Work request: Please reproduce the listing in full, exactly as given.

Segment Start: Supplied data

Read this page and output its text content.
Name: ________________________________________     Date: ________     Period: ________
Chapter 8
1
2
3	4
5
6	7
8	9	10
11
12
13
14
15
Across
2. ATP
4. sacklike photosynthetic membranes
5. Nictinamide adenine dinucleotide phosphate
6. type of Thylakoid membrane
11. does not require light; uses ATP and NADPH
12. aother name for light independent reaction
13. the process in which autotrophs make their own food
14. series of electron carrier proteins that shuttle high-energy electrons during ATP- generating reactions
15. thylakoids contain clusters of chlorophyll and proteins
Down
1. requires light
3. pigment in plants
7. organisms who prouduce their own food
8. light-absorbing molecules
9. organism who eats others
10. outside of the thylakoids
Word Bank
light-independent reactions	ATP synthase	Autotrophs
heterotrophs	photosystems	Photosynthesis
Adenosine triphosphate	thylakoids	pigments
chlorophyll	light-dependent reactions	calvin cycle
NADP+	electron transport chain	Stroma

Segment End: Supplied data

Result below:
Read this page and output its text content.
Name: ________________________________________     Date: ________     Period: ________
Chapter 8
1
2
3	4
5
6	7
8	9	10
11
12
13
14
15
Across
2. ATP
4. sacklike photosynthetic membranes
5. Nictinamide adenine dinucleotide phosphate
6. type of Thylakoid membrane
11. does not require light; uses ATP and NADPH
12. aother name for light independent reaction
13. the process in which autotrophs make their own food
14. series of electron carrier proteins that shuttle high-energy electrons during ATP- generating reactions
15. thylakoids contain clusters of chlorophyll and proteins
Down
1. requires light
3. pigment in plants
7. organisms who prouduce their own food
8. light-absorbing molecules
9. organism who eats others
10. outside of the thylakoids
Word Bank
light-independent reactions	ATP synthase	Autotrophs
heterotrophs	photosystems	Photosynthesis
Adenosine triphosphate	thylakoids	pigments
chlorophyll	light-dependent reactions	calvin cycle
NADP+	electron transport chain	Stroma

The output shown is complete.